[Stored records]
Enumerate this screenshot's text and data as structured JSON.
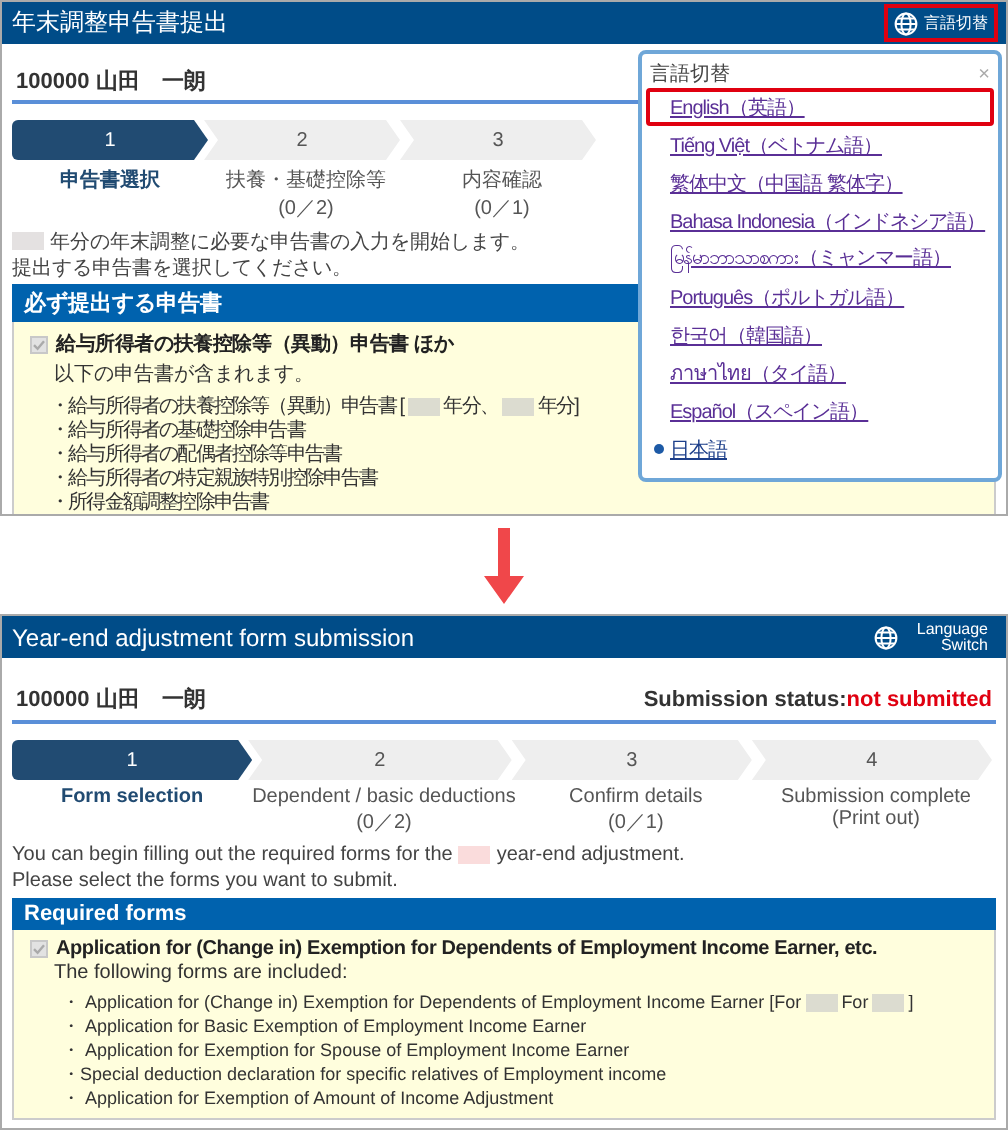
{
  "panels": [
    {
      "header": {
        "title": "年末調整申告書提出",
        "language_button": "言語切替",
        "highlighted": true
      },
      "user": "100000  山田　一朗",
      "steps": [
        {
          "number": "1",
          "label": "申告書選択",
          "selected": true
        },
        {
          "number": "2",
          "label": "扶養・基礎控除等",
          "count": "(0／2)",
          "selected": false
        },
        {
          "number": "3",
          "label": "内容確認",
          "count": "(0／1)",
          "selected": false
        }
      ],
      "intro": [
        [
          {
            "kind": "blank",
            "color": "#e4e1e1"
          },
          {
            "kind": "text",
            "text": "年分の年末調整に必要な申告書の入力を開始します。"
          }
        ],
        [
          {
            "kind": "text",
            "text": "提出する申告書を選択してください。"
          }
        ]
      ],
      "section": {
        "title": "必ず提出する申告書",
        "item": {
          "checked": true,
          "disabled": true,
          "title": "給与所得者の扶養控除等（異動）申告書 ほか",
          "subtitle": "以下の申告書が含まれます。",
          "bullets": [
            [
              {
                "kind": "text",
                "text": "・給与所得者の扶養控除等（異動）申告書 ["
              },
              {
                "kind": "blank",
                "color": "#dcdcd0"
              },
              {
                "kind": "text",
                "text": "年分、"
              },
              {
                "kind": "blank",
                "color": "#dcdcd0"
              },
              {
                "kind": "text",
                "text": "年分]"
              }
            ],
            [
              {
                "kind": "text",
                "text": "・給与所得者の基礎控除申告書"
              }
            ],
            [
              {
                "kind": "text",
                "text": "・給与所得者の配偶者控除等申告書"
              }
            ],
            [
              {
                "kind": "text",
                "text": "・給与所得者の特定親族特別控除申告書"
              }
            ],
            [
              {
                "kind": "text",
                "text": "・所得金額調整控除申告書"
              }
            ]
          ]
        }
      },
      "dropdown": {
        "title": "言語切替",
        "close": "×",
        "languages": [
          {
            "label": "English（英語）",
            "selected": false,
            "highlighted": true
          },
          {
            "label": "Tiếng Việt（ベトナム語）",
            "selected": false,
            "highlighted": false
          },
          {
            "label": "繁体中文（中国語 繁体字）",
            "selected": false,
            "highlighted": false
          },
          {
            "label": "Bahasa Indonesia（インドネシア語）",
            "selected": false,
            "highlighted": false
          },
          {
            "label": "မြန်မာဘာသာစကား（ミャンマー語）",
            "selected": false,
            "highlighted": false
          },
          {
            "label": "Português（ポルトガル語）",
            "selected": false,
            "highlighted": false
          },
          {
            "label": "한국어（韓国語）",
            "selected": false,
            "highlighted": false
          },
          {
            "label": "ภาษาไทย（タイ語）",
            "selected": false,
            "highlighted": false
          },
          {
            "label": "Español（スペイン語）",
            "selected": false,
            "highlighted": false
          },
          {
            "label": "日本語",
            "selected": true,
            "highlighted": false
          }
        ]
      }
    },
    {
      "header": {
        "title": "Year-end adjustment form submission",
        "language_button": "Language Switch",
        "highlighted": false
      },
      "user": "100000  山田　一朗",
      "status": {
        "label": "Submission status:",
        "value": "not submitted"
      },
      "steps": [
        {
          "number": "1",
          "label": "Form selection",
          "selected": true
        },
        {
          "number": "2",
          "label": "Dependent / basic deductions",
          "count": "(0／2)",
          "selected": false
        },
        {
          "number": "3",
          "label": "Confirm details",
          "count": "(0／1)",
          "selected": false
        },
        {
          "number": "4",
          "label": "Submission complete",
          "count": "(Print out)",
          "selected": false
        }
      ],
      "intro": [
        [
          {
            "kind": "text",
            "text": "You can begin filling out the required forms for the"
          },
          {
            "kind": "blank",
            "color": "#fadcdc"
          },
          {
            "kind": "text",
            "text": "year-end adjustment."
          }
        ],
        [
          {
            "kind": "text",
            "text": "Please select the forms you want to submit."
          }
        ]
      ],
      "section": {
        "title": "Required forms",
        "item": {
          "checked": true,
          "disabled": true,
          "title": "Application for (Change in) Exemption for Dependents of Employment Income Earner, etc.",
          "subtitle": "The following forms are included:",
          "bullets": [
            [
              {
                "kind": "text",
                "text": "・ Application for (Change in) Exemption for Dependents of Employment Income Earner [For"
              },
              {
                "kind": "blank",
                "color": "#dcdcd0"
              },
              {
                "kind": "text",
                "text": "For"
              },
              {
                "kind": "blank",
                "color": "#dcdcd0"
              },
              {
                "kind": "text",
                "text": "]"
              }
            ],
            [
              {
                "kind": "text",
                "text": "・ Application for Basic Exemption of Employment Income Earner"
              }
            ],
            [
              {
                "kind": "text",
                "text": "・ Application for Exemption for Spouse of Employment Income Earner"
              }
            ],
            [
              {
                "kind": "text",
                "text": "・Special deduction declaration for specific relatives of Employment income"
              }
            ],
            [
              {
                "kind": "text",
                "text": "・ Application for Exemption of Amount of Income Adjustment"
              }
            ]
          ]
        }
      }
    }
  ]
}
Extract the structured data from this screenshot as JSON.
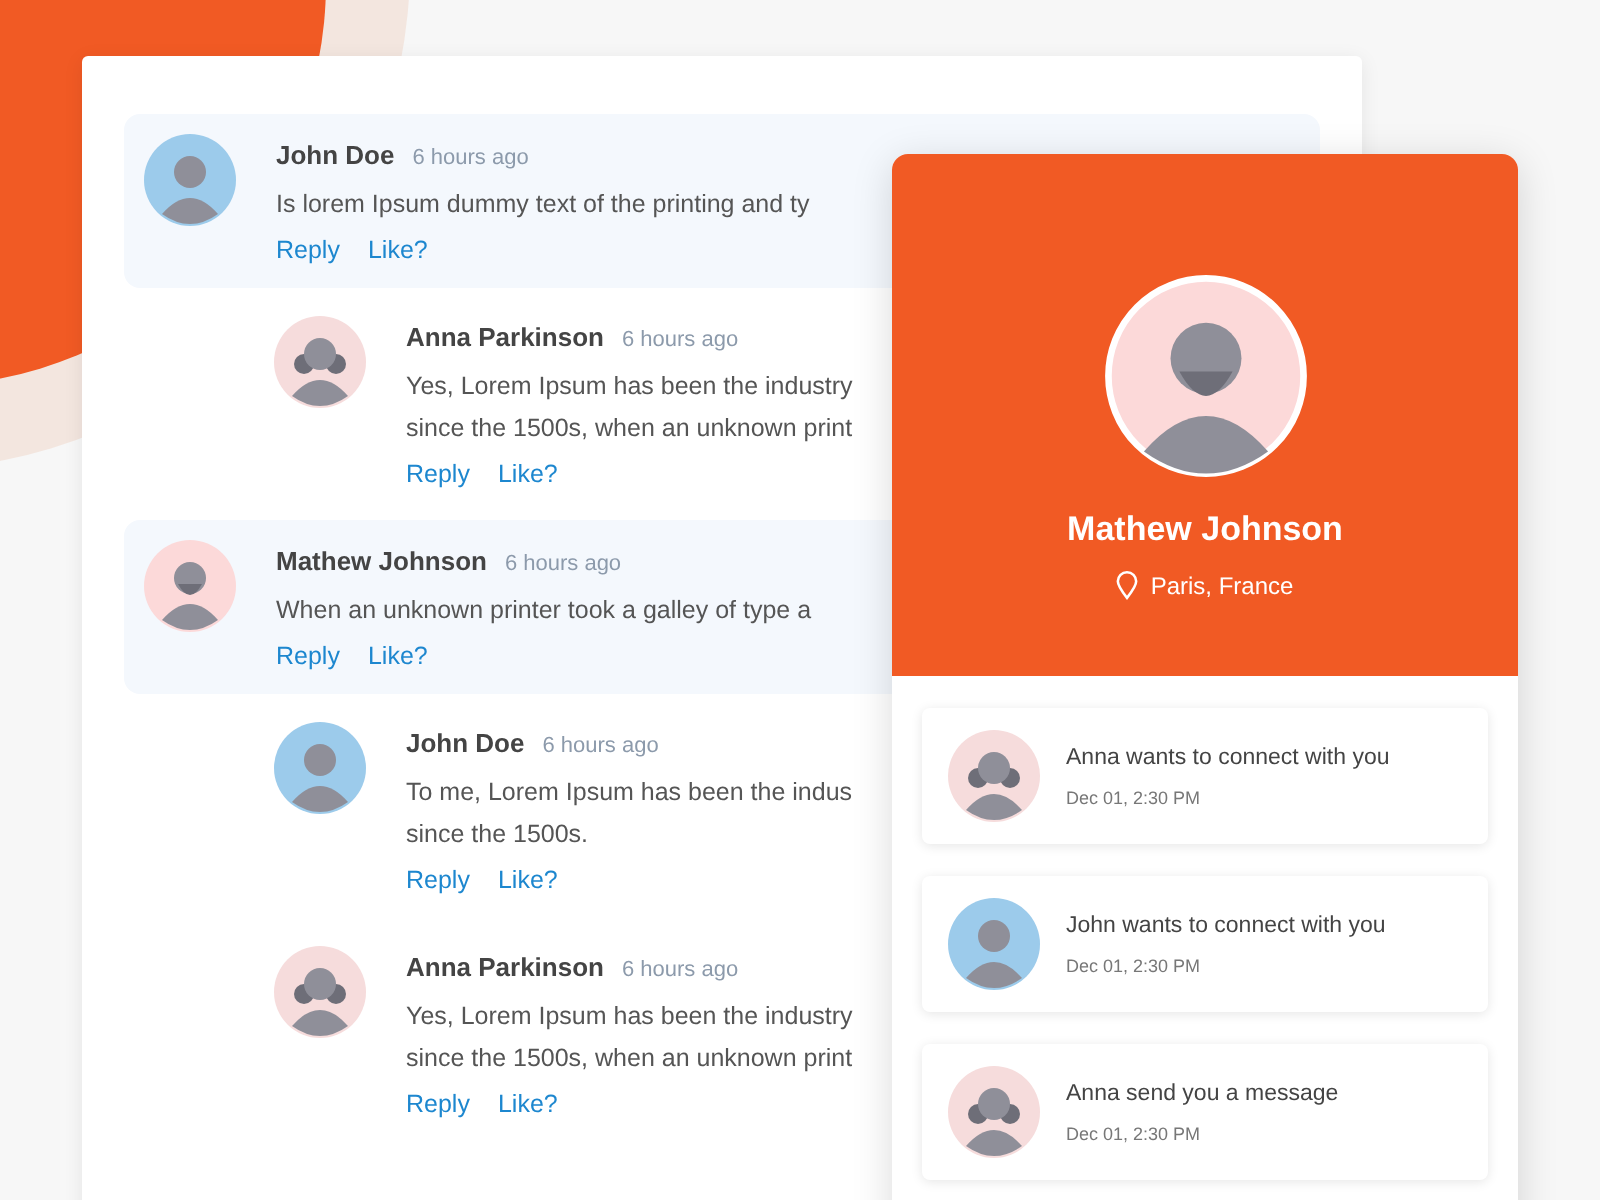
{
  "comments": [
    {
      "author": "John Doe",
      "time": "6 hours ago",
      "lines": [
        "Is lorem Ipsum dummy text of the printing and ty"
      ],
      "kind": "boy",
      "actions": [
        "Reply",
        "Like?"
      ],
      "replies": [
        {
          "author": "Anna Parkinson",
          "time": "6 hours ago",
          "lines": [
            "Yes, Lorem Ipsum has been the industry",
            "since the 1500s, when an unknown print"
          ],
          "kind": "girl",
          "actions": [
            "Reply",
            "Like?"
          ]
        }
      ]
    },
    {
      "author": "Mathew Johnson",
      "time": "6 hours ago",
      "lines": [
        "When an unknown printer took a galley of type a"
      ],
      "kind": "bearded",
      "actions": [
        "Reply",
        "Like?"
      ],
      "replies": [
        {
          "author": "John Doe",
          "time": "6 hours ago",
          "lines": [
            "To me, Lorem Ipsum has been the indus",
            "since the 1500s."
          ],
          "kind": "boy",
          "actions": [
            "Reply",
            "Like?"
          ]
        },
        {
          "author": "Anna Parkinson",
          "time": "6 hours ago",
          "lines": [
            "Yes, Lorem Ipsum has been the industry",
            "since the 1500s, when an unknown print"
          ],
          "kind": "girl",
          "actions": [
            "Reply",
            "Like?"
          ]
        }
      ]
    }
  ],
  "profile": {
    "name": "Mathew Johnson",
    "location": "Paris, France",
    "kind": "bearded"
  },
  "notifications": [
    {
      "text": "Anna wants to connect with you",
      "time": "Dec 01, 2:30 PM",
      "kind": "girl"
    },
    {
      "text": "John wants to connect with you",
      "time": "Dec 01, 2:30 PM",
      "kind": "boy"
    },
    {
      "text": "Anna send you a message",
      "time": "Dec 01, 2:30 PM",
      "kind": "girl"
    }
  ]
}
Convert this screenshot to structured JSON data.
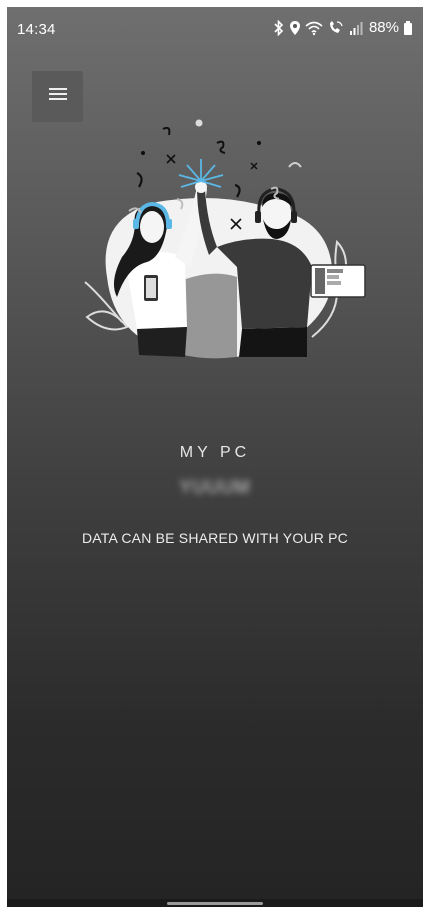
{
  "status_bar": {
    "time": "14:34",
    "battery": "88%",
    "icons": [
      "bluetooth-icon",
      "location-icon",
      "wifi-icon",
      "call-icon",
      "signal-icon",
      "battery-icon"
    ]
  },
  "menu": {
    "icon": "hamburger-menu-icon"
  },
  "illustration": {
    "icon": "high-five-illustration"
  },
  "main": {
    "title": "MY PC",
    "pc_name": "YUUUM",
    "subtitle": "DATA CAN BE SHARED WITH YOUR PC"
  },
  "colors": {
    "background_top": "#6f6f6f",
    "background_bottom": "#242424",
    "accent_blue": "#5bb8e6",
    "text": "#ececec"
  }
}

Goal: Reproduce the data verbatim. Do not carry any picture into the copy.

Answer to the exercise:
Enumerate this screenshot's text and data as structured JSON.
{
  "panels": [
    {
      "header": {
        "title": "年末調整申告書提出",
        "language_button": "言語切替",
        "highlighted": true
      },
      "user": "100000  山田　一朗",
      "steps": [
        {
          "number": "1",
          "label": "申告書選択",
          "selected": true
        },
        {
          "number": "2",
          "label": "扶養・基礎控除等",
          "count": "(0／2)",
          "selected": false
        },
        {
          "number": "3",
          "label": "内容確認",
          "count": "(0／1)",
          "selected": false
        }
      ],
      "intro": [
        [
          {
            "kind": "blank",
            "color": "#e4e1e1"
          },
          {
            "kind": "text",
            "text": "年分の年末調整に必要な申告書の入力を開始します。"
          }
        ],
        [
          {
            "kind": "text",
            "text": "提出する申告書を選択してください。"
          }
        ]
      ],
      "section": {
        "title": "必ず提出する申告書",
        "item": {
          "checked": true,
          "disabled": true,
          "title": "給与所得者の扶養控除等（異動）申告書 ほか",
          "subtitle": "以下の申告書が含まれます。",
          "bullets": [
            [
              {
                "kind": "text",
                "text": "・給与所得者の扶養控除等（異動）申告書 ["
              },
              {
                "kind": "blank",
                "color": "#dcdcd0"
              },
              {
                "kind": "text",
                "text": "年分、"
              },
              {
                "kind": "blank",
                "color": "#dcdcd0"
              },
              {
                "kind": "text",
                "text": "年分]"
              }
            ],
            [
              {
                "kind": "text",
                "text": "・給与所得者の基礎控除申告書"
              }
            ],
            [
              {
                "kind": "text",
                "text": "・給与所得者の配偶者控除等申告書"
              }
            ],
            [
              {
                "kind": "text",
                "text": "・給与所得者の特定親族特別控除申告書"
              }
            ],
            [
              {
                "kind": "text",
                "text": "・所得金額調整控除申告書"
              }
            ]
          ]
        }
      },
      "dropdown": {
        "title": "言語切替",
        "close": "×",
        "languages": [
          {
            "label": "English（英語）",
            "selected": false,
            "highlighted": true
          },
          {
            "label": "Tiếng Việt（ベトナム語）",
            "selected": false,
            "highlighted": false
          },
          {
            "label": "繁体中文（中国語 繁体字）",
            "selected": false,
            "highlighted": false
          },
          {
            "label": "Bahasa Indonesia（インドネシア語）",
            "selected": false,
            "highlighted": false
          },
          {
            "label": "မြန်မာဘာသာစကား（ミャンマー語）",
            "selected": false,
            "highlighted": false
          },
          {
            "label": "Português（ポルトガル語）",
            "selected": false,
            "highlighted": false
          },
          {
            "label": "한국어（韓国語）",
            "selected": false,
            "highlighted": false
          },
          {
            "label": "ภาษาไทย（タイ語）",
            "selected": false,
            "highlighted": false
          },
          {
            "label": "Español（スペイン語）",
            "selected": false,
            "highlighted": false
          },
          {
            "label": "日本語",
            "selected": true,
            "highlighted": false
          }
        ]
      }
    },
    {
      "header": {
        "title": "Year-end adjustment form submission",
        "language_button": "Language Switch",
        "highlighted": false
      },
      "user": "100000  山田　一朗",
      "status": {
        "label": "Submission status:",
        "value": "not submitted"
      },
      "steps": [
        {
          "number": "1",
          "label": "Form selection",
          "selected": true
        },
        {
          "number": "2",
          "label": "Dependent / basic deductions",
          "count": "(0／2)",
          "selected": false
        },
        {
          "number": "3",
          "label": "Confirm details",
          "count": "(0／1)",
          "selected": false
        },
        {
          "number": "4",
          "label": "Submission complete",
          "count": "(Print out)",
          "selected": false
        }
      ],
      "intro": [
        [
          {
            "kind": "text",
            "text": "You can begin filling out the required forms for the"
          },
          {
            "kind": "blank",
            "color": "#fadcdc"
          },
          {
            "kind": "text",
            "text": "year-end adjustment."
          }
        ],
        [
          {
            "kind": "text",
            "text": "Please select the forms you want to submit."
          }
        ]
      ],
      "section": {
        "title": "Required forms",
        "item": {
          "checked": true,
          "disabled": true,
          "title": "Application for (Change in) Exemption for Dependents of Employment Income Earner, etc.",
          "subtitle": "The following forms are included:",
          "bullets": [
            [
              {
                "kind": "text",
                "text": "・ Application for (Change in) Exemption for Dependents of Employment Income Earner [For"
              },
              {
                "kind": "blank",
                "color": "#dcdcd0"
              },
              {
                "kind": "text",
                "text": "For"
              },
              {
                "kind": "blank",
                "color": "#dcdcd0"
              },
              {
                "kind": "text",
                "text": "]"
              }
            ],
            [
              {
                "kind": "text",
                "text": "・ Application for Basic Exemption of Employment Income Earner"
              }
            ],
            [
              {
                "kind": "text",
                "text": "・ Application for Exemption for Spouse of Employment Income Earner"
              }
            ],
            [
              {
                "kind": "text",
                "text": "・Special deduction declaration for specific relatives of Employment income"
              }
            ],
            [
              {
                "kind": "text",
                "text": "・ Application for Exemption of Amount of Income Adjustment"
              }
            ]
          ]
        }
      }
    }
  ]
}
Extract the structured data from this screenshot as JSON.
{
  "comments": [
    {
      "author": "John Doe",
      "time": "6 hours ago",
      "lines": [
        "Is lorem Ipsum dummy text of the printing and ty"
      ],
      "kind": "boy",
      "actions": [
        "Reply",
        "Like?"
      ],
      "replies": [
        {
          "author": "Anna Parkinson",
          "time": "6 hours ago",
          "lines": [
            "Yes, Lorem Ipsum has been the industry",
            "since the 1500s, when an unknown print"
          ],
          "kind": "girl",
          "actions": [
            "Reply",
            "Like?"
          ]
        }
      ]
    },
    {
      "author": "Mathew Johnson",
      "time": "6 hours ago",
      "lines": [
        "When an unknown printer took a galley of type a"
      ],
      "kind": "bearded",
      "actions": [
        "Reply",
        "Like?"
      ],
      "replies": [
        {
          "author": "John Doe",
          "time": "6 hours ago",
          "lines": [
            "To me, Lorem Ipsum has been the indus",
            "since the 1500s."
          ],
          "kind": "boy",
          "actions": [
            "Reply",
            "Like?"
          ]
        },
        {
          "author": "Anna Parkinson",
          "time": "6 hours ago",
          "lines": [
            "Yes, Lorem Ipsum has been the industry",
            "since the 1500s, when an unknown print"
          ],
          "kind": "girl",
          "actions": [
            "Reply",
            "Like?"
          ]
        }
      ]
    }
  ],
  "profile": {
    "name": "Mathew Johnson",
    "location": "Paris, France",
    "kind": "bearded"
  },
  "notifications": [
    {
      "text": "Anna wants to connect with you",
      "time": "Dec 01, 2:30 PM",
      "kind": "girl"
    },
    {
      "text": "John wants to connect with you",
      "time": "Dec 01, 2:30 PM",
      "kind": "boy"
    },
    {
      "text": "Anna send you a message",
      "time": "Dec 01, 2:30 PM",
      "kind": "girl"
    }
  ]
}
Convert this screenshot to structured JSON data.
{
  "status_bar": {
    "time": "14:34",
    "battery": "88%",
    "icons": [
      "bluetooth-icon",
      "location-icon",
      "wifi-icon",
      "call-icon",
      "signal-icon",
      "battery-icon"
    ]
  },
  "menu": {
    "icon": "hamburger-menu-icon"
  },
  "illustration": {
    "icon": "high-five-illustration"
  },
  "main": {
    "title": "MY PC",
    "pc_name": "YUUUM",
    "subtitle": "DATA CAN BE SHARED WITH YOUR PC"
  },
  "colors": {
    "background_top": "#6f6f6f",
    "background_bottom": "#242424",
    "accent_blue": "#5bb8e6",
    "text": "#ececec"
  }
}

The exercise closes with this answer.